#### Set task
Your task is to print the material below exactly as presented.

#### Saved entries
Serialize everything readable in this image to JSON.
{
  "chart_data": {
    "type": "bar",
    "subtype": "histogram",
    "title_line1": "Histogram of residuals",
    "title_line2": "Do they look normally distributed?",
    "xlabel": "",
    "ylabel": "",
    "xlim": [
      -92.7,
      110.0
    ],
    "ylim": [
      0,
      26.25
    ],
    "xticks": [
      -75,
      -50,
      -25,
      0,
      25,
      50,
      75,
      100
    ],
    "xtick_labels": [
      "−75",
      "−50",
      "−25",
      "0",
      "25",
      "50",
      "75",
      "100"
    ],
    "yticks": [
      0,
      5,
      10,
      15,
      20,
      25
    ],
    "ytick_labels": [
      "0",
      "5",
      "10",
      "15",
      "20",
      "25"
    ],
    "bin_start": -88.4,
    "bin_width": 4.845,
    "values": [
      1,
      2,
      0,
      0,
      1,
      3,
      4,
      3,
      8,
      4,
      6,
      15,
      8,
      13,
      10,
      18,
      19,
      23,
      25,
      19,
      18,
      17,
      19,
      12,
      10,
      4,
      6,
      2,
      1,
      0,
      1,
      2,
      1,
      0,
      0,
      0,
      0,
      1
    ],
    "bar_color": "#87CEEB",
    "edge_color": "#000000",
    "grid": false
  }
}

#### Answer to this exercise
Serialize everything readable in this image to JSON.
{
  "chart_data": {
    "type": "bar",
    "subtype": "histogram",
    "title_line1": "Histogram of residuals",
    "title_line2": "Do they look normally distributed?",
    "xlabel": "",
    "ylabel": "",
    "xlim": [
      -92.7,
      110.0
    ],
    "ylim": [
      0,
      26.25
    ],
    "xticks": [
      -75,
      -50,
      -25,
      0,
      25,
      50,
      75,
      100
    ],
    "xtick_labels": [
      "−75",
      "−50",
      "−25",
      "0",
      "25",
      "50",
      "75",
      "100"
    ],
    "yticks": [
      0,
      5,
      10,
      15,
      20,
      25
    ],
    "ytick_labels": [
      "0",
      "5",
      "10",
      "15",
      "20",
      "25"
    ],
    "bin_start": -88.4,
    "bin_width": 4.845,
    "values": [
      1,
      2,
      0,
      0,
      1,
      3,
      4,
      3,
      8,
      4,
      6,
      15,
      8,
      13,
      10,
      18,
      19,
      23,
      25,
      19,
      18,
      17,
      19,
      12,
      10,
      4,
      6,
      2,
      1,
      0,
      1,
      2,
      1,
      0,
      0,
      0,
      0,
      1
    ],
    "bar_color": "#87CEEB",
    "edge_color": "#000000",
    "grid": false
  }
}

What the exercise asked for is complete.